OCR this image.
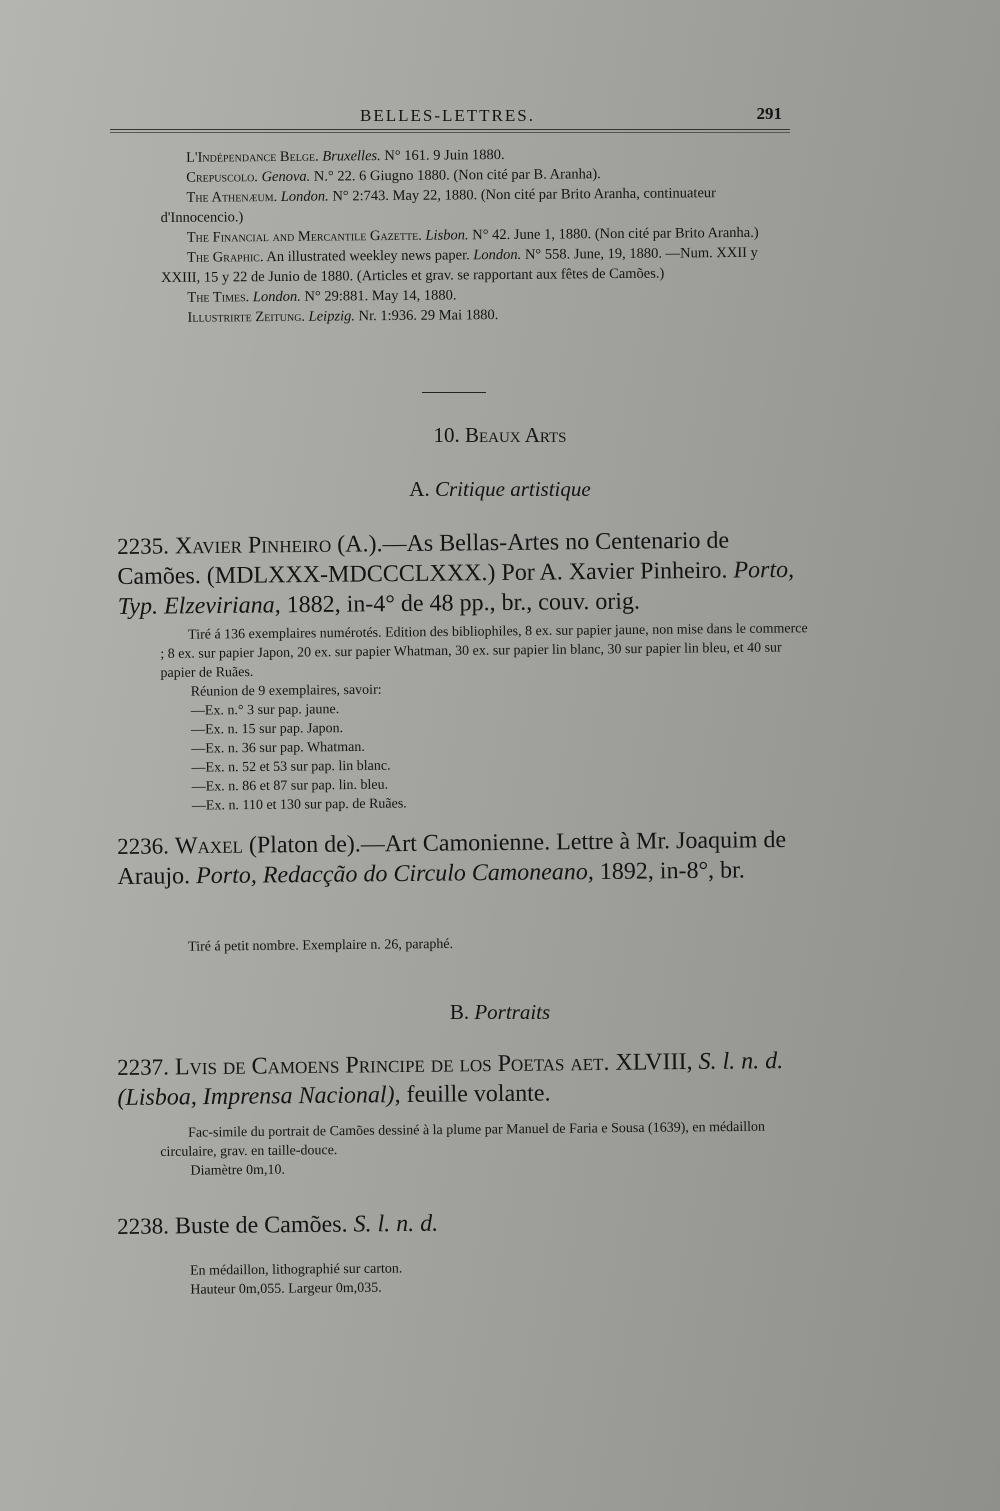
BELLES-LETTRES.	291

L'Indépendance Belge. Bruxelles. N° 161. 9 Juin 1880.

Crepuscolo. Genova. N.° 22. 6 Giugno 1880. (Non cité par B. Aranha).

The Athenæum. London. N° 2:743. May 22, 1880. (Non cité par Brito Aranha, continuateur d'Innocencio.)

The Financial and Mercantile Gazette. Lisbon. N° 42. June 1, 1880. (Non cité par Brito Aranha.)

The Graphic. An illustrated weekley news paper. London. N° 558. June, 19, 1880. —Num. XXII y XXIII, 15 y 22 de Junio de 1880. (Articles et grav. se rapportant aux fêtes de Camões.)

The Times. London. N° 29:881. May 14, 1880.

Illustrirte Zeitung. Leipzig. Nr. 1:936. 29 Mai 1880.

10. Beaux Arts
A. Critique artistique
2235. Xavier Pinheiro (A.).—As Bellas-Artes no Centenario de Camões. (MDLXXX-MDCCCLXXX.) Por A. Xavier Pinheiro. Porto, Typ. Elzeviriana, 1882, in-4° de 48 pp., br., couv. orig.

Tiré á 136 exemplaires numérotés. Edition des bibliophiles, 8 ex. sur papier jaune, non mise dans le commerce ; 8 ex. sur papier Japon, 20 ex. sur papier Whatman, 30 ex. sur papier lin blanc, 30 sur papier lin bleu, et 40 sur papier de Ruães.

Réunion de 9 exemplaires, savoir:

—Ex. n.° 3 sur pap. jaune.

—Ex. n. 15 sur pap. Japon.

—Ex. n. 36 sur pap. Whatman.

—Ex. n. 52 et 53 sur pap. lin blanc.

—Ex. n. 86 et 87 sur pap. lin. bleu.

—Ex. n. 110 et 130 sur pap. de Ruães.

2236. Waxel (Platon de).—Art Camonienne. Lettre à Mr. Joaquim de Araujo. Porto, Redacção do Circulo Camoneano, 1892, in-8°, br.

Tiré á petit nombre. Exemplaire n. 26, paraphé.

B. Portraits
2237. Lvis de Camoens Principe de los Poetas aet. XLVIII, S. l. n. d. (Lisboa, Imprensa Nacional), feuille volante.

Fac-simile du portrait de Camões dessiné à la plume par Manuel de Faria e Sousa (1639), en médaillon circulaire, grav. en taille-douce.

Diamètre 0m,10.

2238. Buste de Camões. S. l. n. d.

En médaillon, lithographié sur carton.

Hauteur 0m,055. Largeur 0m,035.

——————

## TASK REQUIREMENTS
Show, from the listing above, each line that contains the word "médaillon".

## WORKED SOLUTION
Fac-simile du portrait de Camões dessiné à la plume par Manuel de Faria e Sousa (1639), en médaillon circulaire, grav. en taille-douce.
En médaillon, lithographié sur carton.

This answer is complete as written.